* **Problem details**
In the entries below, find the lines that contain the word "OSCE" and copy them.

Extracted data entries

──────────────────────────────

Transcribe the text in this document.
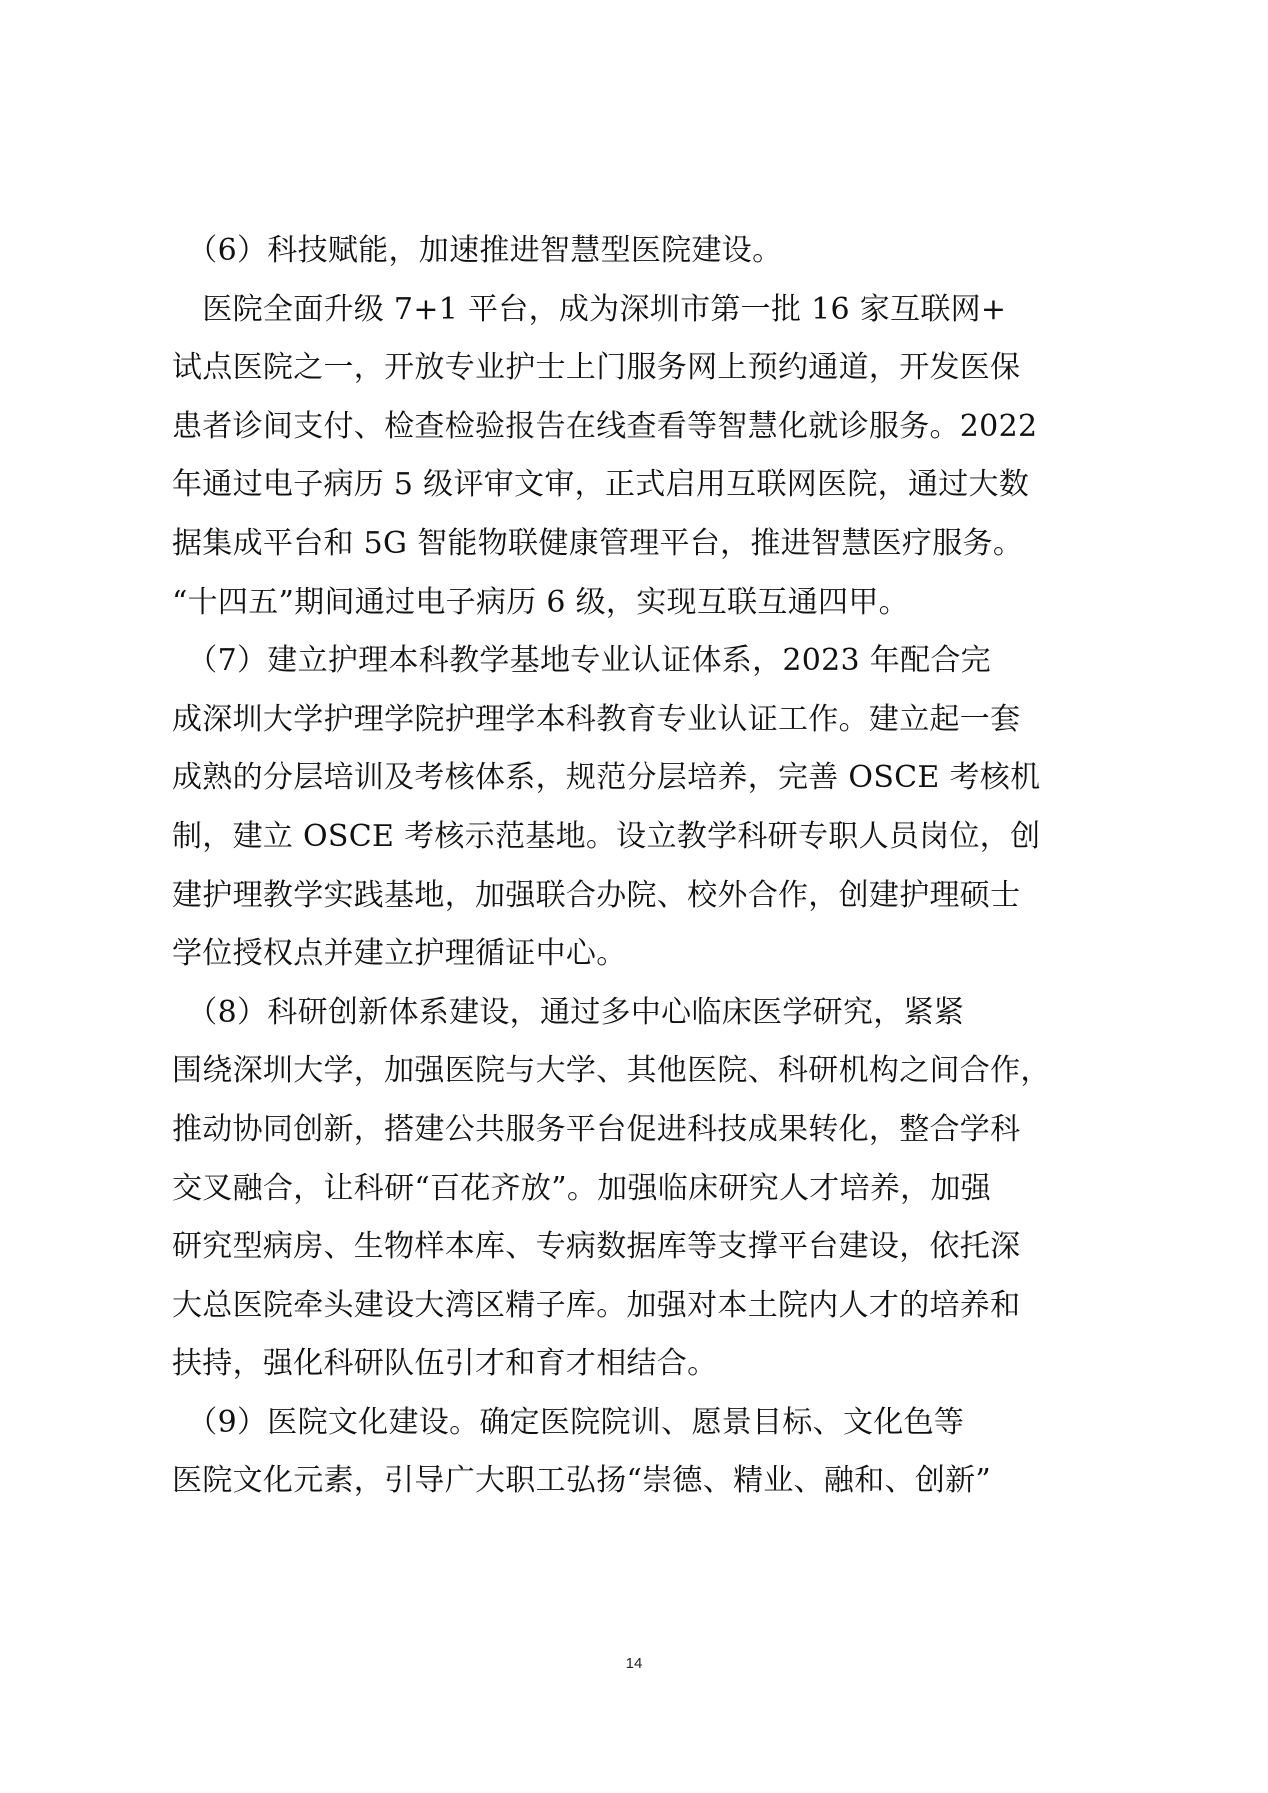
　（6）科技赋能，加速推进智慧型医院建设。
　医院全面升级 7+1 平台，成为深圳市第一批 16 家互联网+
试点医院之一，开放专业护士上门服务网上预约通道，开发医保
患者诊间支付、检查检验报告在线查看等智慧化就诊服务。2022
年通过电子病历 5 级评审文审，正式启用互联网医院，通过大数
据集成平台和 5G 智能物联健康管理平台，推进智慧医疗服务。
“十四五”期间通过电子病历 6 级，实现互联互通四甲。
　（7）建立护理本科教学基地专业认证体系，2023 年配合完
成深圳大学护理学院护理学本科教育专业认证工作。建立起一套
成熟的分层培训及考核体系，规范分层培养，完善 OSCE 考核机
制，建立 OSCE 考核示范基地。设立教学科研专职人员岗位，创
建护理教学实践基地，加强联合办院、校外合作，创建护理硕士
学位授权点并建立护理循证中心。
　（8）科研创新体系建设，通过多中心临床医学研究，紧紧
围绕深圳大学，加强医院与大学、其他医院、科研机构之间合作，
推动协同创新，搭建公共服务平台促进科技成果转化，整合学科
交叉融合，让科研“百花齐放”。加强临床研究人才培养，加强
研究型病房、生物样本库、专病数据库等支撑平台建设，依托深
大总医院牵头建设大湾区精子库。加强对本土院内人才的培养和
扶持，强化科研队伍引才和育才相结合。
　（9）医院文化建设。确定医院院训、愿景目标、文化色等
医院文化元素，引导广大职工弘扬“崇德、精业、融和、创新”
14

──────────────────────────────

* **Problem solution**
成熟的分层培训及考核体系，规范分层培养，完善 OSCE 考核机
制，建立 OSCE 考核示范基地。设立教学科研专职人员岗位，创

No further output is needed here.